Write the data out again exactly, dropping any images it holds.
:::
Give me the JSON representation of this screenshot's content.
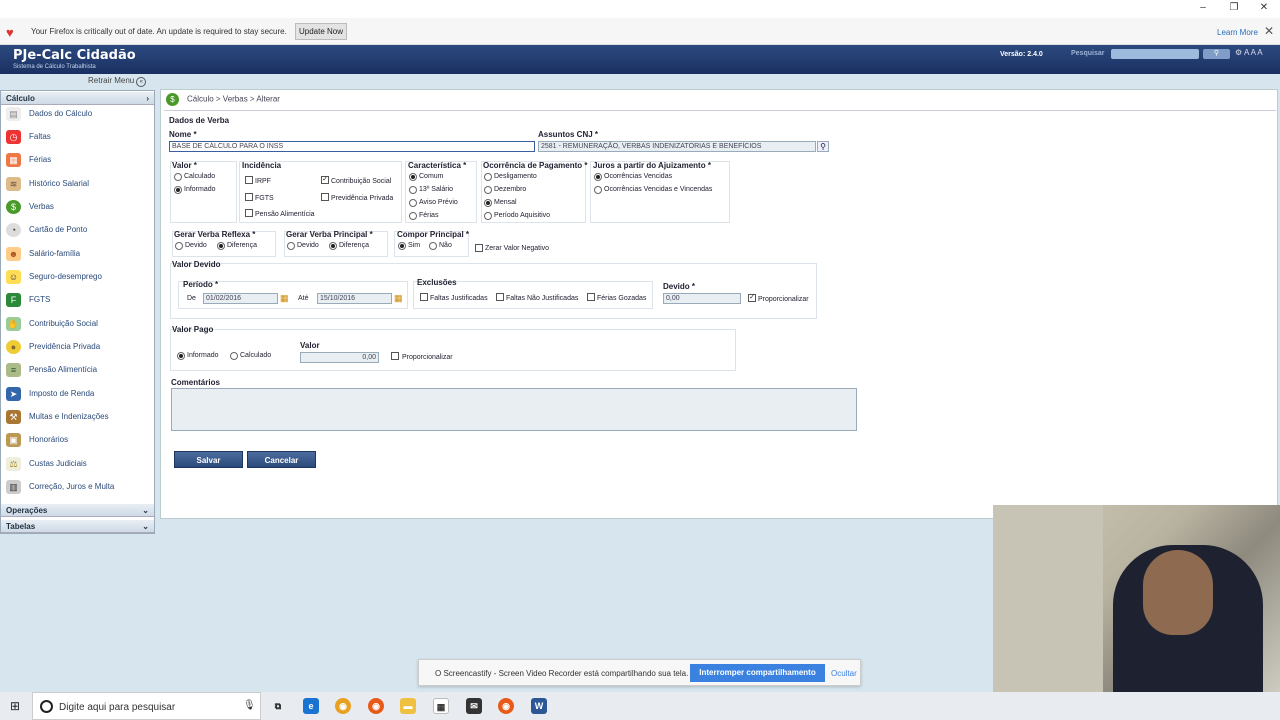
{
  "browser": {
    "notification": "Your Firefox is critically out of date. An update is required to stay secure.",
    "update_button": "Update Now",
    "learn_more": "Learn More"
  },
  "header": {
    "title": "PJe-Calc Cidadão",
    "subtitle": "Sistema de Cálculo Trabalhista",
    "version": "Versão: 2.4.0",
    "search_label": "Pesquisar"
  },
  "sidebar": {
    "retrair": "Retrair Menu",
    "section_calculo": "Cálculo",
    "items": [
      {
        "label": "Dados do Cálculo",
        "icon": "document-icon"
      },
      {
        "label": "Faltas",
        "icon": "clock-alarm-icon"
      },
      {
        "label": "Férias",
        "icon": "calendar-icon"
      },
      {
        "label": "Histórico Salarial",
        "icon": "money-stack-icon"
      },
      {
        "label": "Verbas",
        "icon": "dollar-coin-icon"
      },
      {
        "label": "Cartão de Ponto",
        "icon": "timer-icon"
      },
      {
        "label": "Salário-família",
        "icon": "family-icon"
      },
      {
        "label": "Seguro-desemprego",
        "icon": "person-icon"
      },
      {
        "label": "FGTS",
        "icon": "fgts-icon"
      },
      {
        "label": "Contribuição Social",
        "icon": "cash-hand-icon"
      },
      {
        "label": "Previdência Privada",
        "icon": "piggy-icon"
      },
      {
        "label": "Pensão Alimentícia",
        "icon": "bills-icon"
      },
      {
        "label": "Imposto de Renda",
        "icon": "tax-icon"
      },
      {
        "label": "Multas e Indenizações",
        "icon": "gavel-icon"
      },
      {
        "label": "Honorários",
        "icon": "briefcase-icon"
      },
      {
        "label": "Custas Judiciais",
        "icon": "scales-icon"
      },
      {
        "label": "Correção, Juros e Multa",
        "icon": "calculator-icon"
      }
    ],
    "section_operacoes": "Operações",
    "section_tabelas": "Tabelas"
  },
  "breadcrumb": "Cálculo > Verbas > Alterar",
  "form": {
    "section_title": "Dados de Verba",
    "nome_label": "Nome *",
    "nome_value": "BASE DE CÁLCULO PARA O INSS",
    "assuntos_label": "Assuntos CNJ *",
    "assuntos_value": "2581 - REMUNERAÇÃO, VERBAS INDENIZATÓRIAS E BENEFÍCIOS",
    "valor_label": "Valor *",
    "valor_opts": [
      "Calculado",
      "Informado"
    ],
    "incidencia_label": "Incidência",
    "incidencia_opts": [
      "IRPF",
      "Contribuição Social",
      "FGTS",
      "Previdência Privada",
      "Pensão Alimentícia"
    ],
    "caracteristica_label": "Característica *",
    "caracteristica_opts": [
      "Comum",
      "13º Salário",
      "Aviso Prévio",
      "Férias"
    ],
    "ocorrencia_label": "Ocorrência de Pagamento *",
    "ocorrencia_opts": [
      "Desligamento",
      "Dezembro",
      "Mensal",
      "Período Aquisitivo"
    ],
    "juros_label": "Juros a partir do Ajuizamento *",
    "juros_opts": [
      "Ocorrências Vencidas",
      "Ocorrências Vencidas e Vincendas"
    ],
    "gerar_reflexa_label": "Gerar Verba Reflexa *",
    "gerar_principal_label": "Gerar Verba Principal *",
    "devido": "Devido",
    "diferenca": "Diferença",
    "compor_label": "Compor Principal *",
    "sim": "Sim",
    "nao": "Não",
    "zerar": "Zerar Valor Negativo",
    "valor_devido_label": "Valor Devido",
    "periodo_label": "Período *",
    "de": "De",
    "de_value": "01/02/2016",
    "ate": "Até",
    "ate_value": "15/10/2016",
    "exclusoes_label": "Exclusões",
    "exclusoes_opts": [
      "Faltas Justificadas",
      "Faltas Não Justificadas",
      "Férias Gozadas"
    ],
    "devido_label": "Devido *",
    "devido_value": "0,00",
    "proporcionalizar": "Proporcionalizar",
    "valor_pago_label": "Valor Pago",
    "pago_opts": [
      "Informado",
      "Calculado"
    ],
    "valor_field_label": "Valor",
    "valor_field_value": "0,00",
    "comentarios_label": "Comentários",
    "salvar": "Salvar",
    "cancelar": "Cancelar"
  },
  "screencastify": {
    "message": "O Screencastify - Screen Video Recorder está compartilhando sua tela.",
    "stop_button": "Interromper compartilhamento",
    "hide": "Ocultar"
  },
  "taskbar": {
    "search_placeholder": "Digite aqui para pesquisar"
  }
}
:::
■ The answer
Give me the JSON representation of this screenshot's content.
{
  "browser": {
    "notification": "Your Firefox is critically out of date. An update is required to stay secure.",
    "update_button": "Update Now",
    "learn_more": "Learn More"
  },
  "header": {
    "title": "PJe-Calc Cidadão",
    "subtitle": "Sistema de Cálculo Trabalhista",
    "version": "Versão: 2.4.0",
    "search_label": "Pesquisar"
  },
  "sidebar": {
    "retrair": "Retrair Menu",
    "section_calculo": "Cálculo",
    "items": [
      {
        "label": "Dados do Cálculo",
        "icon": "document-icon"
      },
      {
        "label": "Faltas",
        "icon": "clock-alarm-icon"
      },
      {
        "label": "Férias",
        "icon": "calendar-icon"
      },
      {
        "label": "Histórico Salarial",
        "icon": "money-stack-icon"
      },
      {
        "label": "Verbas",
        "icon": "dollar-coin-icon"
      },
      {
        "label": "Cartão de Ponto",
        "icon": "timer-icon"
      },
      {
        "label": "Salário-família",
        "icon": "family-icon"
      },
      {
        "label": "Seguro-desemprego",
        "icon": "person-icon"
      },
      {
        "label": "FGTS",
        "icon": "fgts-icon"
      },
      {
        "label": "Contribuição Social",
        "icon": "cash-hand-icon"
      },
      {
        "label": "Previdência Privada",
        "icon": "piggy-icon"
      },
      {
        "label": "Pensão Alimentícia",
        "icon": "bills-icon"
      },
      {
        "label": "Imposto de Renda",
        "icon": "tax-icon"
      },
      {
        "label": "Multas e Indenizações",
        "icon": "gavel-icon"
      },
      {
        "label": "Honorários",
        "icon": "briefcase-icon"
      },
      {
        "label": "Custas Judiciais",
        "icon": "scales-icon"
      },
      {
        "label": "Correção, Juros e Multa",
        "icon": "calculator-icon"
      }
    ],
    "section_operacoes": "Operações",
    "section_tabelas": "Tabelas"
  },
  "breadcrumb": "Cálculo > Verbas > Alterar",
  "form": {
    "section_title": "Dados de Verba",
    "nome_label": "Nome *",
    "nome_value": "BASE DE CÁLCULO PARA O INSS",
    "assuntos_label": "Assuntos CNJ *",
    "assuntos_value": "2581 - REMUNERAÇÃO, VERBAS INDENIZATÓRIAS E BENEFÍCIOS",
    "valor_label": "Valor *",
    "valor_opts": [
      "Calculado",
      "Informado"
    ],
    "incidencia_label": "Incidência",
    "incidencia_opts": [
      "IRPF",
      "Contribuição Social",
      "FGTS",
      "Previdência Privada",
      "Pensão Alimentícia"
    ],
    "caracteristica_label": "Característica *",
    "caracteristica_opts": [
      "Comum",
      "13º Salário",
      "Aviso Prévio",
      "Férias"
    ],
    "ocorrencia_label": "Ocorrência de Pagamento *",
    "ocorrencia_opts": [
      "Desligamento",
      "Dezembro",
      "Mensal",
      "Período Aquisitivo"
    ],
    "juros_label": "Juros a partir do Ajuizamento *",
    "juros_opts": [
      "Ocorrências Vencidas",
      "Ocorrências Vencidas e Vincendas"
    ],
    "gerar_reflexa_label": "Gerar Verba Reflexa *",
    "gerar_principal_label": "Gerar Verba Principal *",
    "devido": "Devido",
    "diferenca": "Diferença",
    "compor_label": "Compor Principal *",
    "sim": "Sim",
    "nao": "Não",
    "zerar": "Zerar Valor Negativo",
    "valor_devido_label": "Valor Devido",
    "periodo_label": "Período *",
    "de": "De",
    "de_value": "01/02/2016",
    "ate": "Até",
    "ate_value": "15/10/2016",
    "exclusoes_label": "Exclusões",
    "exclusoes_opts": [
      "Faltas Justificadas",
      "Faltas Não Justificadas",
      "Férias Gozadas"
    ],
    "devido_label": "Devido *",
    "devido_value": "0,00",
    "proporcionalizar": "Proporcionalizar",
    "valor_pago_label": "Valor Pago",
    "pago_opts": [
      "Informado",
      "Calculado"
    ],
    "valor_field_label": "Valor",
    "valor_field_value": "0,00",
    "comentarios_label": "Comentários",
    "salvar": "Salvar",
    "cancelar": "Cancelar"
  },
  "screencastify": {
    "message": "O Screencastify - Screen Video Recorder está compartilhando sua tela.",
    "stop_button": "Interromper compartilhamento",
    "hide": "Ocultar"
  },
  "taskbar": {
    "search_placeholder": "Digite aqui para pesquisar"
  }
}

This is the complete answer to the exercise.